===== DATA PROVIDED =====

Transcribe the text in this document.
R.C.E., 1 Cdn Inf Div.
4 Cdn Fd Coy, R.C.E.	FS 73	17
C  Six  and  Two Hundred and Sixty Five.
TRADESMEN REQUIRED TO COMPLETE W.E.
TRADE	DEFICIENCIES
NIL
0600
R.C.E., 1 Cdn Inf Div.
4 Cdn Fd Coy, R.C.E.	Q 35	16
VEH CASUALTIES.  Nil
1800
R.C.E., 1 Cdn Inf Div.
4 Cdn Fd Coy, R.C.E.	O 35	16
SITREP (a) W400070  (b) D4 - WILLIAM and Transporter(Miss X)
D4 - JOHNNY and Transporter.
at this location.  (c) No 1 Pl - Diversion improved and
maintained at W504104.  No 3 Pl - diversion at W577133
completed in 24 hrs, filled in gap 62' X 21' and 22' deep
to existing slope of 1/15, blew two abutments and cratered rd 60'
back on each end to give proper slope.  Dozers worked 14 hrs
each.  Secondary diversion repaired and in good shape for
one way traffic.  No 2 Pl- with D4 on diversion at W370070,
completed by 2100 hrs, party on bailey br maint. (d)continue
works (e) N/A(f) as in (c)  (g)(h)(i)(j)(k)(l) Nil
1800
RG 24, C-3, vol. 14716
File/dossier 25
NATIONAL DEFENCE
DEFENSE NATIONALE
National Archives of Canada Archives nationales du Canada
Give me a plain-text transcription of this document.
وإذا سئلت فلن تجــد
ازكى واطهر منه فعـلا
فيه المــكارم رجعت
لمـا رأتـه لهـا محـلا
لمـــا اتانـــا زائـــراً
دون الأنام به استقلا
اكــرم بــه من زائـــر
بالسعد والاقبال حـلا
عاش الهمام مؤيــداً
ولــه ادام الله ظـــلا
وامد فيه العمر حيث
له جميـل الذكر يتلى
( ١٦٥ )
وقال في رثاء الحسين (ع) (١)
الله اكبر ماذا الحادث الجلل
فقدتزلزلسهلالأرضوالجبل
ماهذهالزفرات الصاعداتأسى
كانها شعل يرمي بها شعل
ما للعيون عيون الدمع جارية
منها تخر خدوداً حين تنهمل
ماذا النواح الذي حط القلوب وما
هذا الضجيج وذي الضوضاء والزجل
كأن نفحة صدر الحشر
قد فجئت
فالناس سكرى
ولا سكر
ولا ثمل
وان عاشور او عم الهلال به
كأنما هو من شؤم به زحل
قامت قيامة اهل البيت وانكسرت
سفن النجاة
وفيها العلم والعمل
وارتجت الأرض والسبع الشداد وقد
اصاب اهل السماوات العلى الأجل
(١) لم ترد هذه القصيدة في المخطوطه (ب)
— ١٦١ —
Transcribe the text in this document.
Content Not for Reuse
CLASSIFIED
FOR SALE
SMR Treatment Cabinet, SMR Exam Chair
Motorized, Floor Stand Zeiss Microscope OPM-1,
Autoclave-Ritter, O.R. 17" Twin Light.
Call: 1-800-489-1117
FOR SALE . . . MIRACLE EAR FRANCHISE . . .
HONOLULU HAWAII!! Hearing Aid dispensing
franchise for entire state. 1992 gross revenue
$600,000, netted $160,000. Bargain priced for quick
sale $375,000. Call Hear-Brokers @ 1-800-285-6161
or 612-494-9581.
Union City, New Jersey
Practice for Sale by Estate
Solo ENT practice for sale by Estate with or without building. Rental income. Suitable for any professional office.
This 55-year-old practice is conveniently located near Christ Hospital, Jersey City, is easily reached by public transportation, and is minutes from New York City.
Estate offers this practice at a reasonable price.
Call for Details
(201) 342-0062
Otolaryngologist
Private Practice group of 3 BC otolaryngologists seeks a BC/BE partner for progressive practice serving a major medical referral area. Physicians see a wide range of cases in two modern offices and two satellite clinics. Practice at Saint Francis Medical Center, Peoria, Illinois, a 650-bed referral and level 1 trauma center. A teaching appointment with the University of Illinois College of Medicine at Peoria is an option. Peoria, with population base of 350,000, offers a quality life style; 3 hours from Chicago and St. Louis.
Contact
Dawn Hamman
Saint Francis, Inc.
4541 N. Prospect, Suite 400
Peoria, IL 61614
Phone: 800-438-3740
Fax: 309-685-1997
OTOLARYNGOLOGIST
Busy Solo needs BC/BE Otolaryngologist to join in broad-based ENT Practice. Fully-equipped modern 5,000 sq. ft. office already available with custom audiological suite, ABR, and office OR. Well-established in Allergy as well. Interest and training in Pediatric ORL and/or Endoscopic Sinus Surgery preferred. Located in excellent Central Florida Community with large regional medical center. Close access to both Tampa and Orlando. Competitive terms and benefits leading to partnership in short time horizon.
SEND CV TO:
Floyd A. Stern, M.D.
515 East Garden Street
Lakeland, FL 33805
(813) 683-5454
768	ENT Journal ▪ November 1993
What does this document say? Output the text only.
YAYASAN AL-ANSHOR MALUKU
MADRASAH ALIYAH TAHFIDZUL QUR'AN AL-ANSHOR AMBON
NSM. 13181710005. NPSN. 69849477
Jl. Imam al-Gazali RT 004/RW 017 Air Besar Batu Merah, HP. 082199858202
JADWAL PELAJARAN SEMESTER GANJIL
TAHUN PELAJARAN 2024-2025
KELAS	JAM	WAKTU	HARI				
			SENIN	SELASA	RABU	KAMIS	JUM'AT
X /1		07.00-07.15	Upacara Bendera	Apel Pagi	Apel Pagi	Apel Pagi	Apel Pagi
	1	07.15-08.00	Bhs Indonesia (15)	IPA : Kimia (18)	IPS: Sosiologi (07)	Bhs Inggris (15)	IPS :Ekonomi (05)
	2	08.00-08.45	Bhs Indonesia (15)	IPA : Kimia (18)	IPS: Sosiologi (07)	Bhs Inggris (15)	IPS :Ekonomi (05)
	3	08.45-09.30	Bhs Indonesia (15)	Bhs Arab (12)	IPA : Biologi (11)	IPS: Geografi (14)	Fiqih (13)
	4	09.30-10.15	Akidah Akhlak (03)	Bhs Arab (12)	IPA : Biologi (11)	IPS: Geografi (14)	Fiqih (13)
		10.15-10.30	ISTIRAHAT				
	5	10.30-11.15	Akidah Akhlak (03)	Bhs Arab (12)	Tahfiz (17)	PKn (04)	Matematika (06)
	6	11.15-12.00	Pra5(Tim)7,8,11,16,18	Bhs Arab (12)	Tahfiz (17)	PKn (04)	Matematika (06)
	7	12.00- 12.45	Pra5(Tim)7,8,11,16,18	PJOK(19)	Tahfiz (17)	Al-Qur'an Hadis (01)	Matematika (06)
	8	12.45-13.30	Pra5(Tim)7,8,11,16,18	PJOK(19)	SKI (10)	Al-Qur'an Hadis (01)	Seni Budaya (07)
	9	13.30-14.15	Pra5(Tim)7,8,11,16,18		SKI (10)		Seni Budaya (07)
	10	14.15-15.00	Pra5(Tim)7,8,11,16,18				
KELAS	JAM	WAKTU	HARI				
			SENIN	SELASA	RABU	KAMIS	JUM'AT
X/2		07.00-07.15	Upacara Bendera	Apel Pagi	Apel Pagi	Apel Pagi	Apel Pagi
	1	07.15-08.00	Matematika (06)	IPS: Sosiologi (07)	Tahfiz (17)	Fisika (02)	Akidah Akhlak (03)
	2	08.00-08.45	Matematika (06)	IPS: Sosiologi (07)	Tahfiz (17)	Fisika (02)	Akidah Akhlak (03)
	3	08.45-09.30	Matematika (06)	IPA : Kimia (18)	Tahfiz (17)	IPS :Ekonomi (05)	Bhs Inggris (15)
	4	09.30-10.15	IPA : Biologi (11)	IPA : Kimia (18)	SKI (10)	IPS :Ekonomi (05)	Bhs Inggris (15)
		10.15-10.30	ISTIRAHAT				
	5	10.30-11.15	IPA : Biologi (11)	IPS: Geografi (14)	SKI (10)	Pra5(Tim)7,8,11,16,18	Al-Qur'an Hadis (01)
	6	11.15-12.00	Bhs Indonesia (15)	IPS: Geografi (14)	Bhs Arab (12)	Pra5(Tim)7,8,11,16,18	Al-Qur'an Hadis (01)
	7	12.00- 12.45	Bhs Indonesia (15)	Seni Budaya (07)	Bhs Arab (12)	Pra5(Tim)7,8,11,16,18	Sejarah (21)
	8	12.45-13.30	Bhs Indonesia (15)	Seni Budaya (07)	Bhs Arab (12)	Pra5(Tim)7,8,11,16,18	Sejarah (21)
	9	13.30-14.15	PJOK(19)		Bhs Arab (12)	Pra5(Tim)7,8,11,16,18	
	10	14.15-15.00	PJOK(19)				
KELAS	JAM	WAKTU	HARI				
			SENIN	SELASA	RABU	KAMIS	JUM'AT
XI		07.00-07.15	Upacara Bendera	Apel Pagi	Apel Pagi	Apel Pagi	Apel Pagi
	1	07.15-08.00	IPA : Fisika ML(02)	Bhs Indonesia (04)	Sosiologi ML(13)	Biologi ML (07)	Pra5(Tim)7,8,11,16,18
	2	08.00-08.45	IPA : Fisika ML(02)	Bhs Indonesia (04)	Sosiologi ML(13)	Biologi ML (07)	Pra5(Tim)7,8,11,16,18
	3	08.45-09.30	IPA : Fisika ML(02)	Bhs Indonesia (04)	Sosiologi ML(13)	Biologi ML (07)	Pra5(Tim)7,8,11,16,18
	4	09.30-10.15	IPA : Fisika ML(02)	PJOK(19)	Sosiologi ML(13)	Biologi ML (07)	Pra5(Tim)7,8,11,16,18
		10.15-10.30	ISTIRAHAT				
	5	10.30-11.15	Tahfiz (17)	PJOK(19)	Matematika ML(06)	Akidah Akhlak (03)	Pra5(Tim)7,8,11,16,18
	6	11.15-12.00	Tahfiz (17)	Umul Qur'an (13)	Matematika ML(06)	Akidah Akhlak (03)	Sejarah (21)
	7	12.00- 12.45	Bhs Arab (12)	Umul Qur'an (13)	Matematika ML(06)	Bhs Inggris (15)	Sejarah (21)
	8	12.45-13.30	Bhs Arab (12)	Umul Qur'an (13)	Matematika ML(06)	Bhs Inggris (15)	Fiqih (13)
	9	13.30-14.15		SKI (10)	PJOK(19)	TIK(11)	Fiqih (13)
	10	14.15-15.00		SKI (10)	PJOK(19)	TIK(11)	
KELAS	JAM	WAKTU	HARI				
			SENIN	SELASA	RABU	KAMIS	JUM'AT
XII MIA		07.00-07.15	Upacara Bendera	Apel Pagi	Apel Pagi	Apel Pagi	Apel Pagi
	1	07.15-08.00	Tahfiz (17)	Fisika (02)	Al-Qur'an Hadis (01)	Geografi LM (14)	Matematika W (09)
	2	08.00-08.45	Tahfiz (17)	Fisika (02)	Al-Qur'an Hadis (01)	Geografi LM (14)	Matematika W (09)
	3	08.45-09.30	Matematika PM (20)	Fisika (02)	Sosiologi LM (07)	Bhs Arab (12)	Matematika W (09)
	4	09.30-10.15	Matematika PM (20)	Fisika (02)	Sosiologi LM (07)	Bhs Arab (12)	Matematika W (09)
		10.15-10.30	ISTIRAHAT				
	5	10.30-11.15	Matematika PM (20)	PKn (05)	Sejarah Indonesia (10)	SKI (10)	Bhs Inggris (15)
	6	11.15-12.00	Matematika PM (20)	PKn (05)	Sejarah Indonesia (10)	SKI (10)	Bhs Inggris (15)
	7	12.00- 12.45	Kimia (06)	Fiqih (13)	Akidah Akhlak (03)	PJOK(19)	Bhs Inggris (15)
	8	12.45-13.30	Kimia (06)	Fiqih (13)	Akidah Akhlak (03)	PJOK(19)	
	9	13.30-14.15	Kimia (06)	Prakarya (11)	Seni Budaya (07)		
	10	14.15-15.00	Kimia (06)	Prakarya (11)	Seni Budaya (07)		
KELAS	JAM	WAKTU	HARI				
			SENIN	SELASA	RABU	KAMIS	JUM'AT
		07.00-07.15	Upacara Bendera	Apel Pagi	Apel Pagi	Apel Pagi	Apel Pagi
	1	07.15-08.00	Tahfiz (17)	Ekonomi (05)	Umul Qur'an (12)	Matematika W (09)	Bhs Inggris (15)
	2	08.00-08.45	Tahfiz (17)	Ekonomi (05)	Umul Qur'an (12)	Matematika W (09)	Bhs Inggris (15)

=====

## REQUIRED TASK
All lines above containing the string "ماذا" are to be collected.

## TASK OUTPUT
الله اكبر ماذا الحادث الجلل
ماذا النواح الذي حط القلوب وما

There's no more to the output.